• _EXERCISE AIM_
Gather each line in the entries that includes the string "Temperature".

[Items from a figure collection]
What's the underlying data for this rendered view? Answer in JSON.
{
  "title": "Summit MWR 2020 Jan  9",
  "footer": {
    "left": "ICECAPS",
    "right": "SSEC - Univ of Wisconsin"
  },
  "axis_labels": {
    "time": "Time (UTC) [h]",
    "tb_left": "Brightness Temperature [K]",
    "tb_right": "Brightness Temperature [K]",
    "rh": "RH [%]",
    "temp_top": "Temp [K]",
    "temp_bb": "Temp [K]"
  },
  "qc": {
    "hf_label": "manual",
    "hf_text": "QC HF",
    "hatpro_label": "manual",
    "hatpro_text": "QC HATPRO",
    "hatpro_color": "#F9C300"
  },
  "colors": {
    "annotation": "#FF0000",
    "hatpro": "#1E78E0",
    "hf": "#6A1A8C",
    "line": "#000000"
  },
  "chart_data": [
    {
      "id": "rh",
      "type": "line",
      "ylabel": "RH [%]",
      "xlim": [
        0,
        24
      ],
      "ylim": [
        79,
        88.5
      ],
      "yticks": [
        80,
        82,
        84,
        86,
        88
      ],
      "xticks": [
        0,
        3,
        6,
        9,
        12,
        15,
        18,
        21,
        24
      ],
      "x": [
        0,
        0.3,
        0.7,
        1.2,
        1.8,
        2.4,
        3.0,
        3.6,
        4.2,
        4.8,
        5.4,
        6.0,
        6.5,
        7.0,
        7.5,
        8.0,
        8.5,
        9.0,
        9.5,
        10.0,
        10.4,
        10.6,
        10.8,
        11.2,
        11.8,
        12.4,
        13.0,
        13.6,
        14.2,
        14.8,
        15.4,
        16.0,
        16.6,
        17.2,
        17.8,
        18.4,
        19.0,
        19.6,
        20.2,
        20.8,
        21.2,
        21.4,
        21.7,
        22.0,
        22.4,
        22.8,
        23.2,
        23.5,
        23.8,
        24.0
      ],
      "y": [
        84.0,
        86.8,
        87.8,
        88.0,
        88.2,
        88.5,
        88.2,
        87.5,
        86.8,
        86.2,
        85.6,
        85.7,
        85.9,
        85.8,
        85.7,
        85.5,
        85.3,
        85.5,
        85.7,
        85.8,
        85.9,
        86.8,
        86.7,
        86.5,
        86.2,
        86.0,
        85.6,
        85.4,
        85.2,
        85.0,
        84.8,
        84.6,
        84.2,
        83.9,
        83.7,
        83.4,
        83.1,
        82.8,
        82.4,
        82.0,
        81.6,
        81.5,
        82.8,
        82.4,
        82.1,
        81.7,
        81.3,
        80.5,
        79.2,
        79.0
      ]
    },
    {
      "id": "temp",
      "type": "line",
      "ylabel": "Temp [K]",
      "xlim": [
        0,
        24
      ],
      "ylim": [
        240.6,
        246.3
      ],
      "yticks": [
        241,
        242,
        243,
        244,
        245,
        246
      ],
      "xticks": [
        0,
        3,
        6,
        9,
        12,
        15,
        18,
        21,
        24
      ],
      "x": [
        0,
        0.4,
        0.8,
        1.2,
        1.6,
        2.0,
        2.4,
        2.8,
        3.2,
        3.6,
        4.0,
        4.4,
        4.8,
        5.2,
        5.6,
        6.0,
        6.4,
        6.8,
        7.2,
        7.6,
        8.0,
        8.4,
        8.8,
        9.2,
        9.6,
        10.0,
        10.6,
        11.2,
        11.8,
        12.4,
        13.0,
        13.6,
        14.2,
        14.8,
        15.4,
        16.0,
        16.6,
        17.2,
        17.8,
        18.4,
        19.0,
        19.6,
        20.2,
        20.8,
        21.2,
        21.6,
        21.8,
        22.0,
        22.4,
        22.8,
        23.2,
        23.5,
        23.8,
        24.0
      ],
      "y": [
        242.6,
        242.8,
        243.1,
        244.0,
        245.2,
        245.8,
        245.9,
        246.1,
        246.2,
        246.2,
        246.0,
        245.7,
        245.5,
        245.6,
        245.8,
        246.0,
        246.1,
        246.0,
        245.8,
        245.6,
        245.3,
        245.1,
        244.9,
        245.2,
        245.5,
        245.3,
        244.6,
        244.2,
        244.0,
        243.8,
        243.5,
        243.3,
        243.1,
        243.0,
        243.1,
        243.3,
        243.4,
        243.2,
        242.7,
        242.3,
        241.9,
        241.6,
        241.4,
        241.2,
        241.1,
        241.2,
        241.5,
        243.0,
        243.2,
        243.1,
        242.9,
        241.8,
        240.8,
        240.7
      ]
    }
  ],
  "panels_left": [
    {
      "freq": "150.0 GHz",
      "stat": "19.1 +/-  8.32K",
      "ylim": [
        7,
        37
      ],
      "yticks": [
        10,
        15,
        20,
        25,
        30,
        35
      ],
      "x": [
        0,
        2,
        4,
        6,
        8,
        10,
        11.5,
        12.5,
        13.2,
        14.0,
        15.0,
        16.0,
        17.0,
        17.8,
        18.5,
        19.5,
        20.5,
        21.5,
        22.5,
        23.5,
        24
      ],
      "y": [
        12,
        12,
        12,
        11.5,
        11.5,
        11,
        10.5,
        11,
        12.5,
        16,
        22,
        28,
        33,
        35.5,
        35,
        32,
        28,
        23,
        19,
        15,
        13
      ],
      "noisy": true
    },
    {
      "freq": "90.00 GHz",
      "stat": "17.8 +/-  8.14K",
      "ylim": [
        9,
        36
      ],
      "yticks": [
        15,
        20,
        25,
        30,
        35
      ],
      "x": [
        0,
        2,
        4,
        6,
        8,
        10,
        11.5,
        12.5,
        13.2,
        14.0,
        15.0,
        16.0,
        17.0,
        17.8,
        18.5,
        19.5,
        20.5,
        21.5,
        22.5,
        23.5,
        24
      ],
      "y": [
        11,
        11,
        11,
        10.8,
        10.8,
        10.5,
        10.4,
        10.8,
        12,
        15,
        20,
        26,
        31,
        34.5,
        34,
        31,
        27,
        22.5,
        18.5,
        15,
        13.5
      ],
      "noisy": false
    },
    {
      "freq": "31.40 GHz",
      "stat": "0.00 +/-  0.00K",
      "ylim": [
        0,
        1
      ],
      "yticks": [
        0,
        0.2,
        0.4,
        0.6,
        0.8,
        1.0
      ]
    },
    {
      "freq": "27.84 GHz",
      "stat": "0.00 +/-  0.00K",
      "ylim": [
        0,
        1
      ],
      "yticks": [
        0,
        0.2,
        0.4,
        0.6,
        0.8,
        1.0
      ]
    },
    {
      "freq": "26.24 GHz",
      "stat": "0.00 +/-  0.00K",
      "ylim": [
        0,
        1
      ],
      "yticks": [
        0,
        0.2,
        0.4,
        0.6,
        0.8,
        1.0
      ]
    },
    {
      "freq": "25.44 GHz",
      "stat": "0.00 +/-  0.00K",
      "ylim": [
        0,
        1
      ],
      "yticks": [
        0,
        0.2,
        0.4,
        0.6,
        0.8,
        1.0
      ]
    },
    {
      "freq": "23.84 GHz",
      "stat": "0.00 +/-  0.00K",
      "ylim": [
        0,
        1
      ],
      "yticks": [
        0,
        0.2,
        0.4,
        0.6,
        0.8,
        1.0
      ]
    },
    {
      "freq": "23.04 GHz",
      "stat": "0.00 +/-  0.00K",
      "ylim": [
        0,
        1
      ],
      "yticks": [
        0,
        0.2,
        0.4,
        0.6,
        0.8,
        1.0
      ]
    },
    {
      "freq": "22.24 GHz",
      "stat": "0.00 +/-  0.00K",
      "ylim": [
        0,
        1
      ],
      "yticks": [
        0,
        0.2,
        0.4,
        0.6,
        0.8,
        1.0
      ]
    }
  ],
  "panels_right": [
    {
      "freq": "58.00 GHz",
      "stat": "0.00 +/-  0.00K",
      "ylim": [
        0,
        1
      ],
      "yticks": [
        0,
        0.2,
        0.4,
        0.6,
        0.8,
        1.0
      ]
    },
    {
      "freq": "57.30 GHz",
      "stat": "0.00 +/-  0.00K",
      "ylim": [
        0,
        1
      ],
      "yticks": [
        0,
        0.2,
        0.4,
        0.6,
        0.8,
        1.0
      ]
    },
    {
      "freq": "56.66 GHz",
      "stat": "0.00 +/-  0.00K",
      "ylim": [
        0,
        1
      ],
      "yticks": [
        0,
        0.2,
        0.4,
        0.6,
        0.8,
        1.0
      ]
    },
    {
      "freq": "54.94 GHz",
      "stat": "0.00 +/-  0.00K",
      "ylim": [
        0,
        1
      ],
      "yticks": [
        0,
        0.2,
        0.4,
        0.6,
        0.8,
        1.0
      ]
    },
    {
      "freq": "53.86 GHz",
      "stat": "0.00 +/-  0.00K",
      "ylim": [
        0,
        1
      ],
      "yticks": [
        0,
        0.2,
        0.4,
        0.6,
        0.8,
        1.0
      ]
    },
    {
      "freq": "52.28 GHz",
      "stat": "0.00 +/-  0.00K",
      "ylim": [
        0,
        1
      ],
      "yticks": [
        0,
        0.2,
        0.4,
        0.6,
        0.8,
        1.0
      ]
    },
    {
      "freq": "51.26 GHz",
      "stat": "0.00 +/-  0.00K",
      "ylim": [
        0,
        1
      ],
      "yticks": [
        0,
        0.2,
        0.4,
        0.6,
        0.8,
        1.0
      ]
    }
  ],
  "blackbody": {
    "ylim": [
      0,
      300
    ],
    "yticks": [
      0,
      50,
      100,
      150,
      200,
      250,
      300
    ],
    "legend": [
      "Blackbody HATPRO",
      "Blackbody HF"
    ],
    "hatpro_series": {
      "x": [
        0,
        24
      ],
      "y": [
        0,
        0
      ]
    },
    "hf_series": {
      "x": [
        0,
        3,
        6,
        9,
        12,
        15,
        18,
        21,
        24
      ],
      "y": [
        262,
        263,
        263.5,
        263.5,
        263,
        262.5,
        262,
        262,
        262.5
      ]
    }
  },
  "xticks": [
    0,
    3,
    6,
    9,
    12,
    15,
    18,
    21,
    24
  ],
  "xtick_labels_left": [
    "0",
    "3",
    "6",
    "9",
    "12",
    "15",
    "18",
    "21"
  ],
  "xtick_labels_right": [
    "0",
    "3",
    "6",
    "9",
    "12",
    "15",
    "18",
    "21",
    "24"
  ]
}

• _FINISHED EXERCISE_
    "tb_left": "Brightness Temperature [K]",
    "tb_right": "Brightness Temperature [K]",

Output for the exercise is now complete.